--- BEGIN Information supplied ---

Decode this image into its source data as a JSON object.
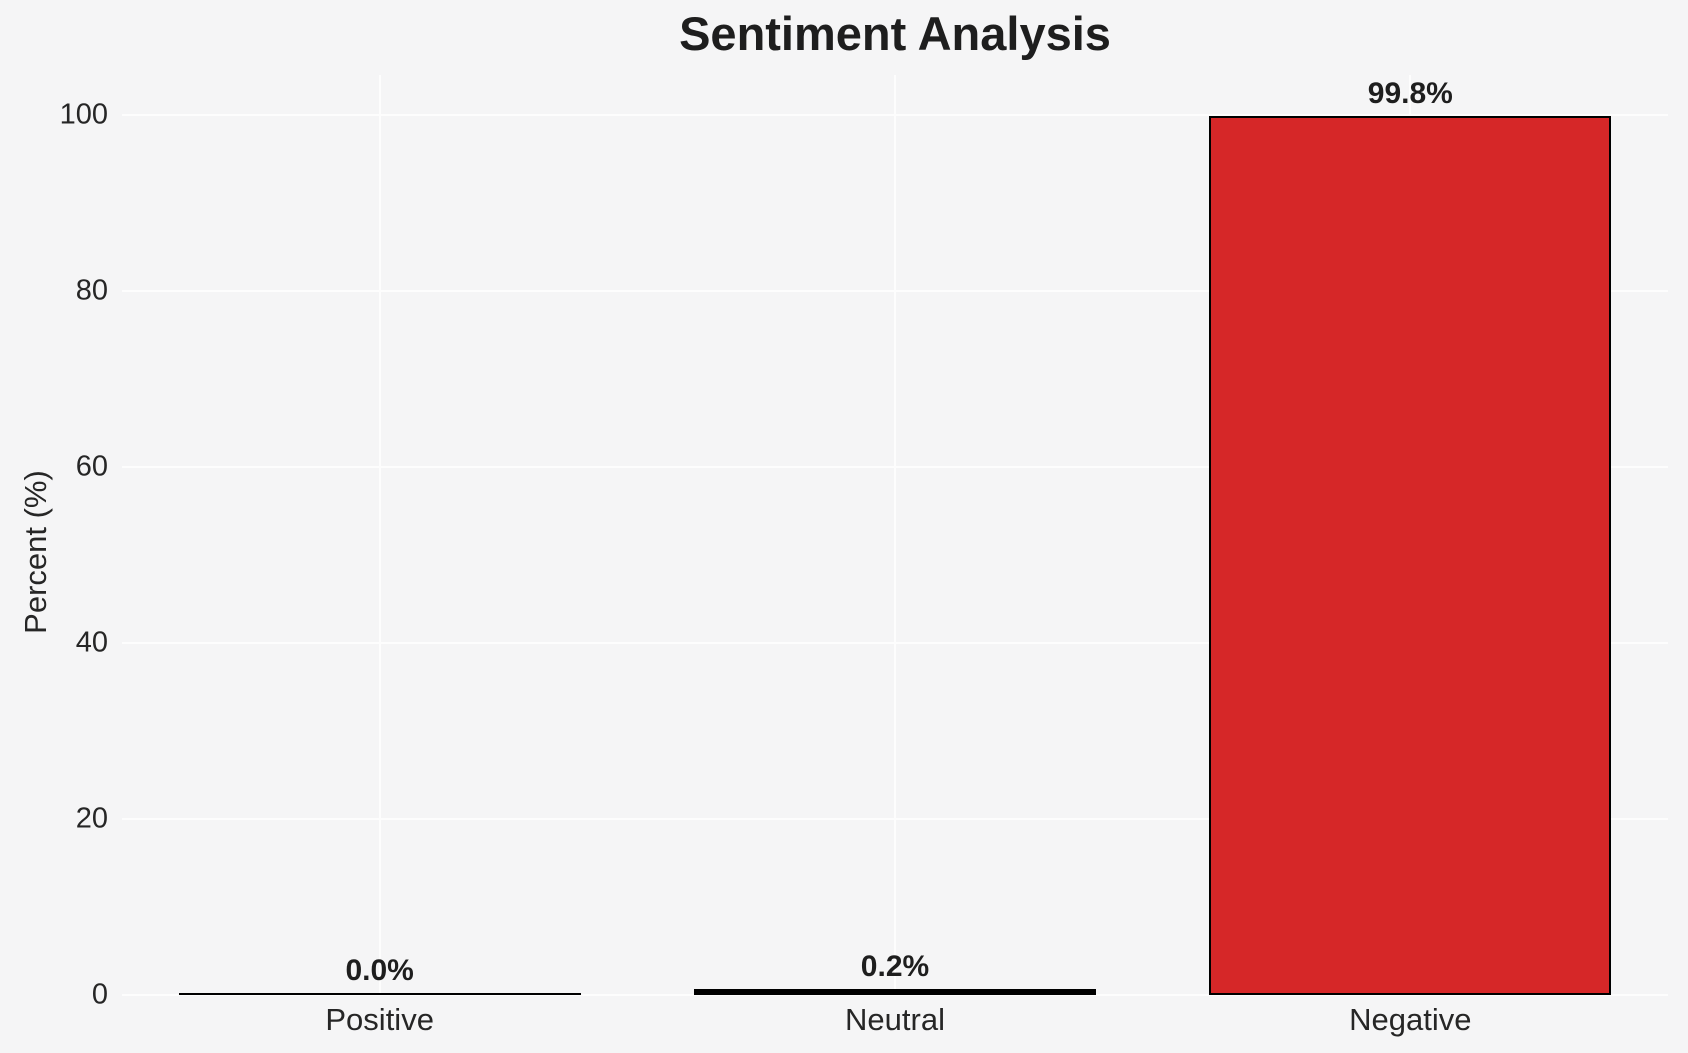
{
  "chart_data": {
    "type": "bar",
    "title": "Sentiment Analysis",
    "xlabel": "",
    "ylabel": "Percent (%)",
    "categories": [
      "Positive",
      "Neutral",
      "Negative"
    ],
    "values": [
      0.0,
      0.2,
      99.8
    ],
    "value_labels": [
      "0.0%",
      "0.2%",
      "99.8%"
    ],
    "yticks": [
      0,
      20,
      40,
      60,
      80,
      100
    ],
    "ylim": [
      0,
      104.5
    ],
    "grid": true,
    "legend_position": "none",
    "bar_width_fraction": 0.78,
    "colors": {
      "background": "#f5f5f6",
      "gridline": "#fdfdfd",
      "bar_fill": "#d62728",
      "bar_edge": "#000000",
      "tick_text": "#262626",
      "title_text": "#1e1e1e",
      "value_label_text": "#1e1e1e"
    }
  }
}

--- END Information supplied ---

Exercise | Copy each line exactly, and leave the pictures out of your copy.

The completed task |
Decode this image into its source data as a JSON object.
{
  "chart_data": {
    "type": "bar",
    "title": "Sentiment Analysis",
    "xlabel": "",
    "ylabel": "Percent (%)",
    "categories": [
      "Positive",
      "Neutral",
      "Negative"
    ],
    "values": [
      0.0,
      0.2,
      99.8
    ],
    "value_labels": [
      "0.0%",
      "0.2%",
      "99.8%"
    ],
    "yticks": [
      0,
      20,
      40,
      60,
      80,
      100
    ],
    "ylim": [
      0,
      104.5
    ],
    "grid": true,
    "legend_position": "none",
    "bar_width_fraction": 0.78,
    "colors": {
      "background": "#f5f5f6",
      "gridline": "#fdfdfd",
      "bar_fill": "#d62728",
      "bar_edge": "#000000",
      "tick_text": "#262626",
      "title_text": "#1e1e1e",
      "value_label_text": "#1e1e1e"
    }
  }
}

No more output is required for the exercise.